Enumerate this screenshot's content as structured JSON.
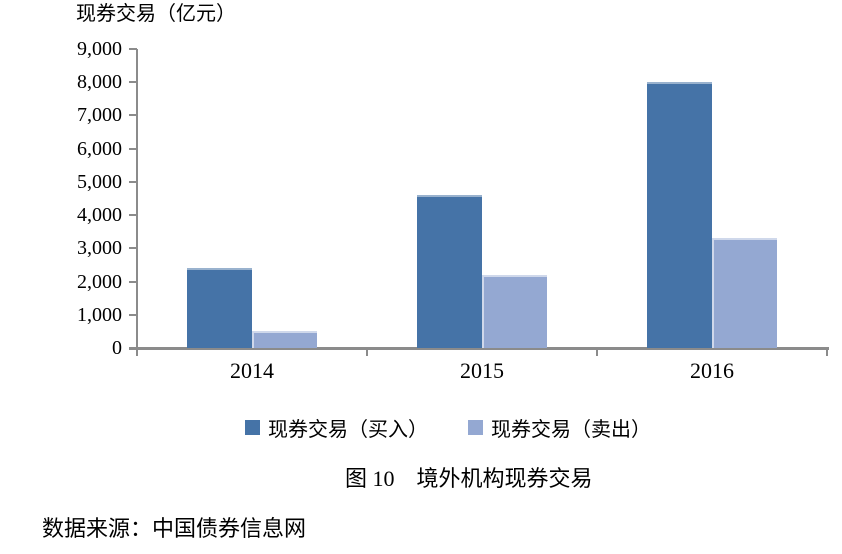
{
  "title": "现券交易（亿元）",
  "caption": "图 10　境外机构现券交易",
  "source": "数据来源：中国债券信息网",
  "colors": {
    "axis": "#8B8B8B",
    "text": "#000000",
    "buy": "#4573A7",
    "sell": "#94A8D2"
  },
  "chart_data": {
    "type": "bar",
    "title": "现券交易（亿元）",
    "categories": [
      "2014",
      "2015",
      "2016"
    ],
    "series": [
      {
        "name": "现券交易（买入）",
        "color": "#4573A7",
        "values": [
          2400,
          4600,
          8000
        ]
      },
      {
        "name": "现券交易（卖出）",
        "color": "#94A8D2",
        "values": [
          500,
          2200,
          3300
        ]
      }
    ],
    "ylabel_unit": "亿元",
    "ylim": [
      0,
      9000
    ],
    "ytick_step": 1000,
    "ytick_labels": [
      "0",
      "1,000",
      "2,000",
      "3,000",
      "4,000",
      "5,000",
      "6,000",
      "7,000",
      "8,000",
      "9,000"
    ],
    "grid": false,
    "legend_position": "bottom"
  }
}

▸ **Aim**
Word for word, quote the full listing, omitting every picture.

▸ **Task result**
Enumerate this screenshot's content as structured JSON.
{
  "title": "现券交易（亿元）",
  "caption": "图 10　境外机构现券交易",
  "source": "数据来源：中国债券信息网",
  "colors": {
    "axis": "#8B8B8B",
    "text": "#000000",
    "buy": "#4573A7",
    "sell": "#94A8D2"
  },
  "chart_data": {
    "type": "bar",
    "title": "现券交易（亿元）",
    "categories": [
      "2014",
      "2015",
      "2016"
    ],
    "series": [
      {
        "name": "现券交易（买入）",
        "color": "#4573A7",
        "values": [
          2400,
          4600,
          8000
        ]
      },
      {
        "name": "现券交易（卖出）",
        "color": "#94A8D2",
        "values": [
          500,
          2200,
          3300
        ]
      }
    ],
    "ylabel_unit": "亿元",
    "ylim": [
      0,
      9000
    ],
    "ytick_step": 1000,
    "ytick_labels": [
      "0",
      "1,000",
      "2,000",
      "3,000",
      "4,000",
      "5,000",
      "6,000",
      "7,000",
      "8,000",
      "9,000"
    ],
    "grid": false,
    "legend_position": "bottom"
  }
}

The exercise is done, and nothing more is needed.